> What is being asked
Filter the records below for the word "финансово". Copy each line that holds it.

** BEGIN Dataset records **

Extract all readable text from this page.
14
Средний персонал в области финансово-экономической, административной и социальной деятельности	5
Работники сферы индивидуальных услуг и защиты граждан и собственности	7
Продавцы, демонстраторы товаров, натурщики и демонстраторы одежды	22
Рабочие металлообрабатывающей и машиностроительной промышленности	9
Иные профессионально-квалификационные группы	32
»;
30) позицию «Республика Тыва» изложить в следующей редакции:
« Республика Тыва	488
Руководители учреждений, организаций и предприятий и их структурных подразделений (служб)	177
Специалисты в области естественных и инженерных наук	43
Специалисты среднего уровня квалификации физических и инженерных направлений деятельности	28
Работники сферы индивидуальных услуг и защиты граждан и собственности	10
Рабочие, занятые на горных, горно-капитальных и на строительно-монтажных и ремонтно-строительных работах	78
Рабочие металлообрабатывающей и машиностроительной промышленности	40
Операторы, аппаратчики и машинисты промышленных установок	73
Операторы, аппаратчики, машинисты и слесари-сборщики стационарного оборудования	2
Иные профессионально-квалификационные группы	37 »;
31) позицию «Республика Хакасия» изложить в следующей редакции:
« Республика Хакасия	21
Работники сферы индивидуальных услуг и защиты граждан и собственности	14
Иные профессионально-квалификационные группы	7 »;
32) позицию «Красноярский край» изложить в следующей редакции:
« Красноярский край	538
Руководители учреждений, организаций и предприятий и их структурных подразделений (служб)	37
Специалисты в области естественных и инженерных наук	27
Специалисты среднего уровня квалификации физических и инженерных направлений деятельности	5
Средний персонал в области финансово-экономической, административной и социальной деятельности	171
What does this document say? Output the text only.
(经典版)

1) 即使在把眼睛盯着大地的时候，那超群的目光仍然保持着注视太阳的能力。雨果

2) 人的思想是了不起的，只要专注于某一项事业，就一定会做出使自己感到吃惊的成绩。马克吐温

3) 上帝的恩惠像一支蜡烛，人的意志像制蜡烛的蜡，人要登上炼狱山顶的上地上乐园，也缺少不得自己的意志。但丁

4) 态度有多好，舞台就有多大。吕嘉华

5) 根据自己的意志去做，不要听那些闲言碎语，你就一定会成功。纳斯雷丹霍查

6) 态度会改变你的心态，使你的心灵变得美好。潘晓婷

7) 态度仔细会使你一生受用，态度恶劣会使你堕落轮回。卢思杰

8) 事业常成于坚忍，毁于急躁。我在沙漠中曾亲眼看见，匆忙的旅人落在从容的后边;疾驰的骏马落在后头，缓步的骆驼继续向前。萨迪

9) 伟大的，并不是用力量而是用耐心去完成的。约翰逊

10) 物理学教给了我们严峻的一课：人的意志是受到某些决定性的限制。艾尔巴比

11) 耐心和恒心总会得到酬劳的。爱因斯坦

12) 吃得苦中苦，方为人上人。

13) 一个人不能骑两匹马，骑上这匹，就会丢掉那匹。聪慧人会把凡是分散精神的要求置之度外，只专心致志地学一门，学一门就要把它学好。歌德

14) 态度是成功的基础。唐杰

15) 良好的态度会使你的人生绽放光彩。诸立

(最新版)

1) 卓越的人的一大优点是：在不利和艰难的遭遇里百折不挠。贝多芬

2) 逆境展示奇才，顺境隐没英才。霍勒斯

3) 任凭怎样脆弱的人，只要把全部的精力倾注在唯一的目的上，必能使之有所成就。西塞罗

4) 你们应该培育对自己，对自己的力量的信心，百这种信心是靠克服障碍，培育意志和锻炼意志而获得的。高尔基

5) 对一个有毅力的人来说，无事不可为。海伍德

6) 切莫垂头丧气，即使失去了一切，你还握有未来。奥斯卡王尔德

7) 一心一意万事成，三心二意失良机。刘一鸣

** END Dataset records **

> Task output
Средний персонал в области финансово-экономической, административной и социальной деятельности	5
Средний персонал в области финансово-экономической, административной и социальной деятельности	171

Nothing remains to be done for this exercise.